▶ _Aim of the exercise_: Your task is to output the entries below word for word.

▶ _Task input_:
########################################
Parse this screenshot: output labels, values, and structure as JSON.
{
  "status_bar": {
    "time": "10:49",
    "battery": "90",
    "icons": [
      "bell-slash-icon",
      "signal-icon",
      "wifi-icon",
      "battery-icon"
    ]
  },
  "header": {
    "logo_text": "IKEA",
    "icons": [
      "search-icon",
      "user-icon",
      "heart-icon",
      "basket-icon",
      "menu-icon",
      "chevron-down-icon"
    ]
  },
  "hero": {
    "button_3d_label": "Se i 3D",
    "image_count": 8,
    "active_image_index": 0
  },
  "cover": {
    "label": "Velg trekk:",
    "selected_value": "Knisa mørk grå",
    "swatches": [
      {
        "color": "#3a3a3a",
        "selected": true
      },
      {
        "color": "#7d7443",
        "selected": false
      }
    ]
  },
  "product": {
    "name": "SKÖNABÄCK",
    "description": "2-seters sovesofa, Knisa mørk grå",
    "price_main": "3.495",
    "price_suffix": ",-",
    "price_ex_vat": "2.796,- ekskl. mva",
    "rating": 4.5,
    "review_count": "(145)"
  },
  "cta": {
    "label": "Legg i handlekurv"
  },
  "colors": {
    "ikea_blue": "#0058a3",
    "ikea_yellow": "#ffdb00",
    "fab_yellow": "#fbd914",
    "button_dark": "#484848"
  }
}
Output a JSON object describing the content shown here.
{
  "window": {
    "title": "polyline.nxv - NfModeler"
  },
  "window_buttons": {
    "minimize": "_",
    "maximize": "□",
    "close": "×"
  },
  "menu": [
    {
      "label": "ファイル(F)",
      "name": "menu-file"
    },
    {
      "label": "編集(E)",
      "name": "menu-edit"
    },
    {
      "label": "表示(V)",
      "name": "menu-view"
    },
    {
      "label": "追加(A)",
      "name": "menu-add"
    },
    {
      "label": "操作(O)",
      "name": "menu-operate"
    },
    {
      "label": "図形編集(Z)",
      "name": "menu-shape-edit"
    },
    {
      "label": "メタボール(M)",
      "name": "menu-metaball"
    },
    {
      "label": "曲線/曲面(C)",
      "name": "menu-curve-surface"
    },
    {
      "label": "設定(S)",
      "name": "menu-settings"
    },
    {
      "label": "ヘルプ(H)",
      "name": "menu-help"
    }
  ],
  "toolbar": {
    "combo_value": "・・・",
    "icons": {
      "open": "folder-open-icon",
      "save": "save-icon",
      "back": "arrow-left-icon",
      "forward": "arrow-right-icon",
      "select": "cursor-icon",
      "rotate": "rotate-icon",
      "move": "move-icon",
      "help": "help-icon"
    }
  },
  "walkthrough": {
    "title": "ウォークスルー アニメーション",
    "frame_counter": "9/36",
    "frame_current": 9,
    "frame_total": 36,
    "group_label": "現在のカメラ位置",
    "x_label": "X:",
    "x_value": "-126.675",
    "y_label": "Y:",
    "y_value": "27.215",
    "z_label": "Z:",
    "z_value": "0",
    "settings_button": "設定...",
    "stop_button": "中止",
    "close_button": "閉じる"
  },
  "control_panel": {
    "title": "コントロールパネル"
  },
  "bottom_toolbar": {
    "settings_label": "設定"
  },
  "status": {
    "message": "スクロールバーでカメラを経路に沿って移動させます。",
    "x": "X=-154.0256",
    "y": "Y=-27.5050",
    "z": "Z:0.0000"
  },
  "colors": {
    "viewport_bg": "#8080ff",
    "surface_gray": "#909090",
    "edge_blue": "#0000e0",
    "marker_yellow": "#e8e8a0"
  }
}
########################################
▶ _Full response_:
Parse this screenshot: output labels, values, and structure as JSON.
{
  "status_bar": {
    "time": "10:49",
    "battery": "90",
    "icons": [
      "bell-slash-icon",
      "signal-icon",
      "wifi-icon",
      "battery-icon"
    ]
  },
  "header": {
    "logo_text": "IKEA",
    "icons": [
      "search-icon",
      "user-icon",
      "heart-icon",
      "basket-icon",
      "menu-icon",
      "chevron-down-icon"
    ]
  },
  "hero": {
    "button_3d_label": "Se i 3D",
    "image_count": 8,
    "active_image_index": 0
  },
  "cover": {
    "label": "Velg trekk:",
    "selected_value": "Knisa mørk grå",
    "swatches": [
      {
        "color": "#3a3a3a",
        "selected": true
      },
      {
        "color": "#7d7443",
        "selected": false
      }
    ]
  },
  "product": {
    "name": "SKÖNABÄCK",
    "description": "2-seters sovesofa, Knisa mørk grå",
    "price_main": "3.495",
    "price_suffix": ",-",
    "price_ex_vat": "2.796,- ekskl. mva",
    "rating": 4.5,
    "review_count": "(145)"
  },
  "cta": {
    "label": "Legg i handlekurv"
  },
  "colors": {
    "ikea_blue": "#0058a3",
    "ikea_yellow": "#ffdb00",
    "fab_yellow": "#fbd914",
    "button_dark": "#484848"
  }
}
Output a JSON object describing the content shown here.
{
  "window": {
    "title": "polyline.nxv - NfModeler"
  },
  "window_buttons": {
    "minimize": "_",
    "maximize": "□",
    "close": "×"
  },
  "menu": [
    {
      "label": "ファイル(F)",
      "name": "menu-file"
    },
    {
      "label": "編集(E)",
      "name": "menu-edit"
    },
    {
      "label": "表示(V)",
      "name": "menu-view"
    },
    {
      "label": "追加(A)",
      "name": "menu-add"
    },
    {
      "label": "操作(O)",
      "name": "menu-operate"
    },
    {
      "label": "図形編集(Z)",
      "name": "menu-shape-edit"
    },
    {
      "label": "メタボール(M)",
      "name": "menu-metaball"
    },
    {
      "label": "曲線/曲面(C)",
      "name": "menu-curve-surface"
    },
    {
      "label": "設定(S)",
      "name": "menu-settings"
    },
    {
      "label": "ヘルプ(H)",
      "name": "menu-help"
    }
  ],
  "toolbar": {
    "combo_value": "・・・",
    "icons": {
      "open": "folder-open-icon",
      "save": "save-icon",
      "back": "arrow-left-icon",
      "forward": "arrow-right-icon",
      "select": "cursor-icon",
      "rotate": "rotate-icon",
      "move": "move-icon",
      "help": "help-icon"
    }
  },
  "walkthrough": {
    "title": "ウォークスルー アニメーション",
    "frame_counter": "9/36",
    "frame_current": 9,
    "frame_total": 36,
    "group_label": "現在のカメラ位置",
    "x_label": "X:",
    "x_value": "-126.675",
    "y_label": "Y:",
    "y_value": "27.215",
    "z_label": "Z:",
    "z_value": "0",
    "settings_button": "設定...",
    "stop_button": "中止",
    "close_button": "閉じる"
  },
  "control_panel": {
    "title": "コントロールパネル"
  },
  "bottom_toolbar": {
    "settings_label": "設定"
  },
  "status": {
    "message": "スクロールバーでカメラを経路に沿って移動させます。",
    "x": "X=-154.0256",
    "y": "Y=-27.5050",
    "z": "Z:0.0000"
  },
  "colors": {
    "viewport_bg": "#8080ff",
    "surface_gray": "#909090",
    "edge_blue": "#0000e0",
    "marker_yellow": "#e8e8a0"
  }
}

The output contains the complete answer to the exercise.